WRITTEN REQUEST: Collect all lines below with the string "title".

(Figure dataset records)
↓

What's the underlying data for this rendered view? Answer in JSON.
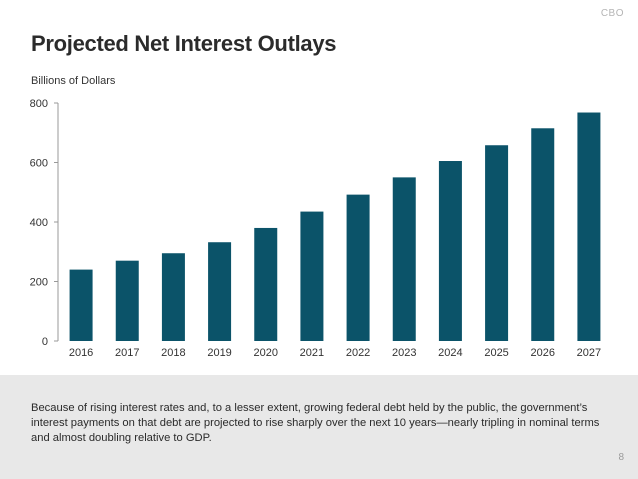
{
  "logo": "CBO",
  "title": "Projected Net Interest Outlays",
  "colors": {
    "bar": "#0b5369",
    "axis": "#999999",
    "footer_bg": "#e8e8e8"
  },
  "chart_data": {
    "type": "bar",
    "title": "Projected Net Interest Outlays",
    "ylabel": "Billions of Dollars",
    "xlabel": "",
    "categories": [
      "2016",
      "2017",
      "2018",
      "2019",
      "2020",
      "2021",
      "2022",
      "2023",
      "2024",
      "2025",
      "2026",
      "2027"
    ],
    "values": [
      240,
      270,
      295,
      332,
      380,
      435,
      492,
      550,
      605,
      658,
      715,
      768
    ],
    "ylim": [
      0,
      800
    ],
    "yticks": [
      0,
      200,
      400,
      600,
      800
    ],
    "grid": false,
    "legend": "none"
  },
  "footer": {
    "caption": "Because of rising interest rates and, to a lesser extent, growing federal debt held by the public, the government’s interest payments on that debt are projected to rise sharply over the next 10 years—nearly tripling in nominal terms and almost doubling relative to GDP.",
    "page_number": "8"
  }
}
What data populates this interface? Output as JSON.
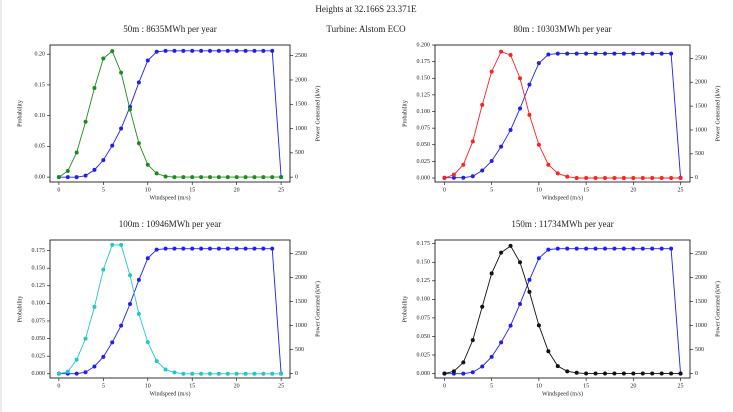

↑

TASK ANSWER:
  "title": "Projected Net Interest Outlays",
    "title": "Projected Net Interest Outlays",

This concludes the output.